Report, word for word, every line of the material that contains "assistance".

-- start Listed records --

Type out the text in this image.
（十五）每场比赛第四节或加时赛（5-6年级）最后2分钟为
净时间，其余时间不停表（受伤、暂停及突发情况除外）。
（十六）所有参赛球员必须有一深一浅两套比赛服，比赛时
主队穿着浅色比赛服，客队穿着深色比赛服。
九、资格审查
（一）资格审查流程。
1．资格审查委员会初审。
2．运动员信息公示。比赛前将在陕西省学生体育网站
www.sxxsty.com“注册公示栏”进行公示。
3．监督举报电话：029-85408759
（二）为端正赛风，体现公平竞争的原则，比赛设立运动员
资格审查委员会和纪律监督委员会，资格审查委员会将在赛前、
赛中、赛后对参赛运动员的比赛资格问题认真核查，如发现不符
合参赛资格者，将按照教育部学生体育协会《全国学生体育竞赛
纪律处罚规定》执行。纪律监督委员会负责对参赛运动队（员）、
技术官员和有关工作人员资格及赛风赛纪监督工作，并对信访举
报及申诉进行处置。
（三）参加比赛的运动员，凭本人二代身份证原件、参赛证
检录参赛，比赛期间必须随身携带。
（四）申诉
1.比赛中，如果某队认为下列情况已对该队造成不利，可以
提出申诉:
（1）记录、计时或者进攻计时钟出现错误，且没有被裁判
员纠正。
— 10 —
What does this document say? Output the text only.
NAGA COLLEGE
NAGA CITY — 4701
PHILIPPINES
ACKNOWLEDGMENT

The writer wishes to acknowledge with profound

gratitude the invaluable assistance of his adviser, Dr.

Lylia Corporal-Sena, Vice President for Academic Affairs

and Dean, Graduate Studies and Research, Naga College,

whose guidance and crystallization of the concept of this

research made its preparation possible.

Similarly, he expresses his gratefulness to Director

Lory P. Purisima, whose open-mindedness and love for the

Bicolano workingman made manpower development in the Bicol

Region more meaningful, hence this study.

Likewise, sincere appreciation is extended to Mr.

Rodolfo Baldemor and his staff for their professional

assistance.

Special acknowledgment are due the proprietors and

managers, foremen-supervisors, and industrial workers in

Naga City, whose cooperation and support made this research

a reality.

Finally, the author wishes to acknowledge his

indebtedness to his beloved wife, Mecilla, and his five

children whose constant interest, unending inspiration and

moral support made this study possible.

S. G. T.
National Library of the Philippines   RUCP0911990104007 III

-- end Listed records --

# Reply to the task:
gratitude the invaluable assistance of his adviser, Dr.
assistance.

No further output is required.